● **Task**:
Wherever the word "чисел" appears in the entries, copy the whole line.

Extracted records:
+===+

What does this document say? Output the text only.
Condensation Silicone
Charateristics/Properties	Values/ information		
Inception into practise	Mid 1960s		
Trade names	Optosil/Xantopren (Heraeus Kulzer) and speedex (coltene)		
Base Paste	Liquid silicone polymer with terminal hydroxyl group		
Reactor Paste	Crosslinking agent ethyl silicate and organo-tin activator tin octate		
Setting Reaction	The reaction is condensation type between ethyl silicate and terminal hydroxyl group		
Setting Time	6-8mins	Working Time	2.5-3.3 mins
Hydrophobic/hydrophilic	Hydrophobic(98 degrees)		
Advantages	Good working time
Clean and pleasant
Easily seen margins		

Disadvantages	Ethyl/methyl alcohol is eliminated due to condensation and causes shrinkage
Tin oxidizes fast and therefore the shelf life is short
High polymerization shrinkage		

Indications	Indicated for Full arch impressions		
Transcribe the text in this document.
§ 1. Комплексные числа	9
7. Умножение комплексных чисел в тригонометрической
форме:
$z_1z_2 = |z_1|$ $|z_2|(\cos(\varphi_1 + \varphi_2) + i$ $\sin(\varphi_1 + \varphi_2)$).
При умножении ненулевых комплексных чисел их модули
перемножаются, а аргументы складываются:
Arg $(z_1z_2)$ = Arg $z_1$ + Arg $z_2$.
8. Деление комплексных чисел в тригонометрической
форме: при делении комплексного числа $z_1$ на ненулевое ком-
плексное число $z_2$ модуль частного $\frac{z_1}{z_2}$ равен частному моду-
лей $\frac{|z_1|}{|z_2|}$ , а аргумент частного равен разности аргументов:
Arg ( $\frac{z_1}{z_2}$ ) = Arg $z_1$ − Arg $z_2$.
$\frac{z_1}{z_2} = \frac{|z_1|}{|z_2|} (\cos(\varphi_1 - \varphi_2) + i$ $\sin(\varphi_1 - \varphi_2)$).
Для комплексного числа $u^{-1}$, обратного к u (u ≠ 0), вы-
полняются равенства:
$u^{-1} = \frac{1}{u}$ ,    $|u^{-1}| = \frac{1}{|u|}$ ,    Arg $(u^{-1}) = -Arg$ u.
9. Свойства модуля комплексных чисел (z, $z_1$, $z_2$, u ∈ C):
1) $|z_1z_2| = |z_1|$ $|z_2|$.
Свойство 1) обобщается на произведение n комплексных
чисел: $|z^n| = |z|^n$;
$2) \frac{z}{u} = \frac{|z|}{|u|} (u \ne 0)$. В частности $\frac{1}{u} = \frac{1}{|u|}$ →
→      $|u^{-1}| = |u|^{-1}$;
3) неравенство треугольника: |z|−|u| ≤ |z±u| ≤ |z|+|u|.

+===+

● **Exercise answer**:
7. Умножение комплексных чисел в тригонометрической
При умножении ненулевых комплексных чисел их модули
8. Деление комплексных чисел в тригонометрической
9. Свойства модуля комплексных чисел (z, $z_1$, $z_2$, u ∈ C):
чисел: $|z^n| = |z|^n$;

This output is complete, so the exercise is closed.